Task directions -
Copy out the entries below in full and exactly.

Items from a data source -
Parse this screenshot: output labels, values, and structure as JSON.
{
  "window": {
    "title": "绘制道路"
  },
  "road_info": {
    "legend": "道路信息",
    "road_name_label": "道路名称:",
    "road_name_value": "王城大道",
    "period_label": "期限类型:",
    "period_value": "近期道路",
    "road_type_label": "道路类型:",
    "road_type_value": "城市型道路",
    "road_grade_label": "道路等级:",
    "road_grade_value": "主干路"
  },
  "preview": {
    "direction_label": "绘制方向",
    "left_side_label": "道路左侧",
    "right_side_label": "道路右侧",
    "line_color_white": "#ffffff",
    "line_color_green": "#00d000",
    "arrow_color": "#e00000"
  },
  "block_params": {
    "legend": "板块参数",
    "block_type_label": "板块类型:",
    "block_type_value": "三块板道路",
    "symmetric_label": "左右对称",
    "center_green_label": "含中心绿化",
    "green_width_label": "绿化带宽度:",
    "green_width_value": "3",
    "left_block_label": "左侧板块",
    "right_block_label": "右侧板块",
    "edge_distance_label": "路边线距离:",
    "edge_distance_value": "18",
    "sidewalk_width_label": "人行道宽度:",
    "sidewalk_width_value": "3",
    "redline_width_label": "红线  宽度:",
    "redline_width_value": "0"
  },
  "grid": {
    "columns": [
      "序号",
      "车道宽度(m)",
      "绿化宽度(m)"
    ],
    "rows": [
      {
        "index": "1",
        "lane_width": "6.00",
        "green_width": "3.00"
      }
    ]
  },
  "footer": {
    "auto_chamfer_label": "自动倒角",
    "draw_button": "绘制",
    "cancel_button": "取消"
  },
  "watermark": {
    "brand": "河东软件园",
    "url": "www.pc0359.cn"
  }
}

Result of this exercise -
Parse this screenshot: output labels, values, and structure as JSON.
{
  "window": {
    "title": "绘制道路"
  },
  "road_info": {
    "legend": "道路信息",
    "road_name_label": "道路名称:",
    "road_name_value": "王城大道",
    "period_label": "期限类型:",
    "period_value": "近期道路",
    "road_type_label": "道路类型:",
    "road_type_value": "城市型道路",
    "road_grade_label": "道路等级:",
    "road_grade_value": "主干路"
  },
  "preview": {
    "direction_label": "绘制方向",
    "left_side_label": "道路左侧",
    "right_side_label": "道路右侧",
    "line_color_white": "#ffffff",
    "line_color_green": "#00d000",
    "arrow_color": "#e00000"
  },
  "block_params": {
    "legend": "板块参数",
    "block_type_label": "板块类型:",
    "block_type_value": "三块板道路",
    "symmetric_label": "左右对称",
    "center_green_label": "含中心绿化",
    "green_width_label": "绿化带宽度:",
    "green_width_value": "3",
    "left_block_label": "左侧板块",
    "right_block_label": "右侧板块",
    "edge_distance_label": "路边线距离:",
    "edge_distance_value": "18",
    "sidewalk_width_label": "人行道宽度:",
    "sidewalk_width_value": "3",
    "redline_width_label": "红线  宽度:",
    "redline_width_value": "0"
  },
  "grid": {
    "columns": [
      "序号",
      "车道宽度(m)",
      "绿化宽度(m)"
    ],
    "rows": [
      {
        "index": "1",
        "lane_width": "6.00",
        "green_width": "3.00"
      }
    ]
  },
  "footer": {
    "auto_chamfer_label": "自动倒角",
    "draw_button": "绘制",
    "cancel_button": "取消"
  },
  "watermark": {
    "brand": "河东软件园",
    "url": "www.pc0359.cn"
  }
}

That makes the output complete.